**Your task**
Print each of the entries exactly, leaving nothing out.

(Dataset rows about figures)

## begin

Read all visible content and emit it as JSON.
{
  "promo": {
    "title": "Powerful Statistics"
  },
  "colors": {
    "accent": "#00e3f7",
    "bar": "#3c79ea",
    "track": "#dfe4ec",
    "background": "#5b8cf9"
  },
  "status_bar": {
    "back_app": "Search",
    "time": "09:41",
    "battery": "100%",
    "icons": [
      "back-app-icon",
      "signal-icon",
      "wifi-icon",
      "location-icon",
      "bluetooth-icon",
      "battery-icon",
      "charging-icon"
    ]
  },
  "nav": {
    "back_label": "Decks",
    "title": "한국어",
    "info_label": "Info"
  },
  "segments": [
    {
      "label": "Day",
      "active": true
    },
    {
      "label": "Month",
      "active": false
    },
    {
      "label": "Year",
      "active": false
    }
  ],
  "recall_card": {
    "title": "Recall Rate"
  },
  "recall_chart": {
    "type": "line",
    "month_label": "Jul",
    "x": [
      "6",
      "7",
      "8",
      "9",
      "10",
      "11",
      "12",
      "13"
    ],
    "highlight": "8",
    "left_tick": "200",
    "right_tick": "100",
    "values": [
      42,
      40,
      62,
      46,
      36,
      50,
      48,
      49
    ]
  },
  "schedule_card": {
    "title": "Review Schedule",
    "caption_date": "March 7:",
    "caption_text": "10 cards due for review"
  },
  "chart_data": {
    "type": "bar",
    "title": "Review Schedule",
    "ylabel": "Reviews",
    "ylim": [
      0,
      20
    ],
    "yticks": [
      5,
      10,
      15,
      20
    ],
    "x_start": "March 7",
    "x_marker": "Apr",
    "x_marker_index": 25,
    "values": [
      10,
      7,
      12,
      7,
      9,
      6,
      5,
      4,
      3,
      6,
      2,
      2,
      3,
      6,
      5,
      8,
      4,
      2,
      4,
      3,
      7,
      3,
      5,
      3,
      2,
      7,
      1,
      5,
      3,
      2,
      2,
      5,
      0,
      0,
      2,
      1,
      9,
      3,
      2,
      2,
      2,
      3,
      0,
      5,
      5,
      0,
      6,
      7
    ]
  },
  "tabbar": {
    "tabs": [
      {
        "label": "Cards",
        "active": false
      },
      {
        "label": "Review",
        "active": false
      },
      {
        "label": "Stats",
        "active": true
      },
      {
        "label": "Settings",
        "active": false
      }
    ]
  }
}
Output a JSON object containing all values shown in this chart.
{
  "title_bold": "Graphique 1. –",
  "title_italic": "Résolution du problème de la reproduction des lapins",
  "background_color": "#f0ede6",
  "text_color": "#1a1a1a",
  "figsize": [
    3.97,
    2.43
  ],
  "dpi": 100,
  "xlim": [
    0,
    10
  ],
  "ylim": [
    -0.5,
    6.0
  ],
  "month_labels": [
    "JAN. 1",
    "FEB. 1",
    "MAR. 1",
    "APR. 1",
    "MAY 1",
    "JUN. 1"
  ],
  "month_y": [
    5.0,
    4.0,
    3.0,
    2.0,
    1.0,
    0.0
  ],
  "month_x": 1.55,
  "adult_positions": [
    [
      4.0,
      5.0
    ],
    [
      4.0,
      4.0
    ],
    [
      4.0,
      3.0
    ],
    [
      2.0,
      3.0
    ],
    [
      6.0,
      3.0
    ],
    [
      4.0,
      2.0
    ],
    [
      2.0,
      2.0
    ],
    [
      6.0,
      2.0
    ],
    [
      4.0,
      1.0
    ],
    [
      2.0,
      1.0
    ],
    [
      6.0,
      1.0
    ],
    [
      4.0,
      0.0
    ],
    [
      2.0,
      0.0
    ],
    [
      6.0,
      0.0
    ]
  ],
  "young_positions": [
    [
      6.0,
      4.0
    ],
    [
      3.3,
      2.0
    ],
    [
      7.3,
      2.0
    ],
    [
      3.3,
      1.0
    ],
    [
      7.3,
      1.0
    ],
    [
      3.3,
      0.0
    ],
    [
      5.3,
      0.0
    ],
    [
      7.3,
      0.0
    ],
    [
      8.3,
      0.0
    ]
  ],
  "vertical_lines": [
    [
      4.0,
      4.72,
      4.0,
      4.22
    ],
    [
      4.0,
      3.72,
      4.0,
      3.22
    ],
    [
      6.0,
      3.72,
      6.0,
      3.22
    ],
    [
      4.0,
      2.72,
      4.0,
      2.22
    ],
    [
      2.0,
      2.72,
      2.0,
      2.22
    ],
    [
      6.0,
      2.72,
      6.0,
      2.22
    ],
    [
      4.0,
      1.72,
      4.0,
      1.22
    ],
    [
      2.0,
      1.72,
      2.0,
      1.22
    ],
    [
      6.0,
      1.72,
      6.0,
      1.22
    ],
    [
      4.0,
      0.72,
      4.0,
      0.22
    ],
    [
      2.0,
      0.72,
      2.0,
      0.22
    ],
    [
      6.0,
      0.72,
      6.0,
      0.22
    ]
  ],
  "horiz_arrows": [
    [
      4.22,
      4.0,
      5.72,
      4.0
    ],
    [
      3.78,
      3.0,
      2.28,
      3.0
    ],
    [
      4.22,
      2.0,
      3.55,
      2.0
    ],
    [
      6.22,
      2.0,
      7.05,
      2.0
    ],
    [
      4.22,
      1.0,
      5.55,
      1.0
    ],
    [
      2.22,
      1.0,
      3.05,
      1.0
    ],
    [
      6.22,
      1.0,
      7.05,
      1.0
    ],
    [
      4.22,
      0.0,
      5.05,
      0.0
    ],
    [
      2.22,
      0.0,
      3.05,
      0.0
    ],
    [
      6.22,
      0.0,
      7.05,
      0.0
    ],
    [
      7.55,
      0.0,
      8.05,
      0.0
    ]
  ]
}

## end

**Correct output**
Read all visible content and emit it as JSON.
{
  "promo": {
    "title": "Powerful Statistics"
  },
  "colors": {
    "accent": "#00e3f7",
    "bar": "#3c79ea",
    "track": "#dfe4ec",
    "background": "#5b8cf9"
  },
  "status_bar": {
    "back_app": "Search",
    "time": "09:41",
    "battery": "100%",
    "icons": [
      "back-app-icon",
      "signal-icon",
      "wifi-icon",
      "location-icon",
      "bluetooth-icon",
      "battery-icon",
      "charging-icon"
    ]
  },
  "nav": {
    "back_label": "Decks",
    "title": "한국어",
    "info_label": "Info"
  },
  "segments": [
    {
      "label": "Day",
      "active": true
    },
    {
      "label": "Month",
      "active": false
    },
    {
      "label": "Year",
      "active": false
    }
  ],
  "recall_card": {
    "title": "Recall Rate"
  },
  "recall_chart": {
    "type": "line",
    "month_label": "Jul",
    "x": [
      "6",
      "7",
      "8",
      "9",
      "10",
      "11",
      "12",
      "13"
    ],
    "highlight": "8",
    "left_tick": "200",
    "right_tick": "100",
    "values": [
      42,
      40,
      62,
      46,
      36,
      50,
      48,
      49
    ]
  },
  "schedule_card": {
    "title": "Review Schedule",
    "caption_date": "March 7:",
    "caption_text": "10 cards due for review"
  },
  "chart_data": {
    "type": "bar",
    "title": "Review Schedule",
    "ylabel": "Reviews",
    "ylim": [
      0,
      20
    ],
    "yticks": [
      5,
      10,
      15,
      20
    ],
    "x_start": "March 7",
    "x_marker": "Apr",
    "x_marker_index": 25,
    "values": [
      10,
      7,
      12,
      7,
      9,
      6,
      5,
      4,
      3,
      6,
      2,
      2,
      3,
      6,
      5,
      8,
      4,
      2,
      4,
      3,
      7,
      3,
      5,
      3,
      2,
      7,
      1,
      5,
      3,
      2,
      2,
      5,
      0,
      0,
      2,
      1,
      9,
      3,
      2,
      2,
      2,
      3,
      0,
      5,
      5,
      0,
      6,
      7
    ]
  },
  "tabbar": {
    "tabs": [
      {
        "label": "Cards",
        "active": false
      },
      {
        "label": "Review",
        "active": false
      },
      {
        "label": "Stats",
        "active": true
      },
      {
        "label": "Settings",
        "active": false
      }
    ]
  }
}
Output a JSON object containing all values shown in this chart.
{
  "title_bold": "Graphique 1. –",
  "title_italic": "Résolution du problème de la reproduction des lapins",
  "background_color": "#f0ede6",
  "text_color": "#1a1a1a",
  "figsize": [
    3.97,
    2.43
  ],
  "dpi": 100,
  "xlim": [
    0,
    10
  ],
  "ylim": [
    -0.5,
    6.0
  ],
  "month_labels": [
    "JAN. 1",
    "FEB. 1",
    "MAR. 1",
    "APR. 1",
    "MAY 1",
    "JUN. 1"
  ],
  "month_y": [
    5.0,
    4.0,
    3.0,
    2.0,
    1.0,
    0.0
  ],
  "month_x": 1.55,
  "adult_positions": [
    [
      4.0,
      5.0
    ],
    [
      4.0,
      4.0
    ],
    [
      4.0,
      3.0
    ],
    [
      2.0,
      3.0
    ],
    [
      6.0,
      3.0
    ],
    [
      4.0,
      2.0
    ],
    [
      2.0,
      2.0
    ],
    [
      6.0,
      2.0
    ],
    [
      4.0,
      1.0
    ],
    [
      2.0,
      1.0
    ],
    [
      6.0,
      1.0
    ],
    [
      4.0,
      0.0
    ],
    [
      2.0,
      0.0
    ],
    [
      6.0,
      0.0
    ]
  ],
  "young_positions": [
    [
      6.0,
      4.0
    ],
    [
      3.3,
      2.0
    ],
    [
      7.3,
      2.0
    ],
    [
      3.3,
      1.0
    ],
    [
      7.3,
      1.0
    ],
    [
      3.3,
      0.0
    ],
    [
      5.3,
      0.0
    ],
    [
      7.3,
      0.0
    ],
    [
      8.3,
      0.0
    ]
  ],
  "vertical_lines": [
    [
      4.0,
      4.72,
      4.0,
      4.22
    ],
    [
      4.0,
      3.72,
      4.0,
      3.22
    ],
    [
      6.0,
      3.72,
      6.0,
      3.22
    ],
    [
      4.0,
      2.72,
      4.0,
      2.22
    ],
    [
      2.0,
      2.72,
      2.0,
      2.22
    ],
    [
      6.0,
      2.72,
      6.0,
      2.22
    ],
    [
      4.0,
      1.72,
      4.0,
      1.22
    ],
    [
      2.0,
      1.72,
      2.0,
      1.22
    ],
    [
      6.0,
      1.72,
      6.0,
      1.22
    ],
    [
      4.0,
      0.72,
      4.0,
      0.22
    ],
    [
      2.0,
      0.72,
      2.0,
      0.22
    ],
    [
      6.0,
      0.72,
      6.0,
      0.22
    ]
  ],
  "horiz_arrows": [
    [
      4.22,
      4.0,
      5.72,
      4.0
    ],
    [
      3.78,
      3.0,
      2.28,
      3.0
    ],
    [
      4.22,
      2.0,
      3.55,
      2.0
    ],
    [
      6.22,
      2.0,
      7.05,
      2.0
    ],
    [
      4.22,
      1.0,
      5.55,
      1.0
    ],
    [
      2.22,
      1.0,
      3.05,
      1.0
    ],
    [
      6.22,
      1.0,
      7.05,
      1.0
    ],
    [
      4.22,
      0.0,
      5.05,
      0.0
    ],
    [
      2.22,
      0.0,
      3.05,
      0.0
    ],
    [
      6.22,
      0.0,
      7.05,
      0.0
    ],
    [
      7.55,
      0.0,
      8.05,
      0.0
    ]
  ]
}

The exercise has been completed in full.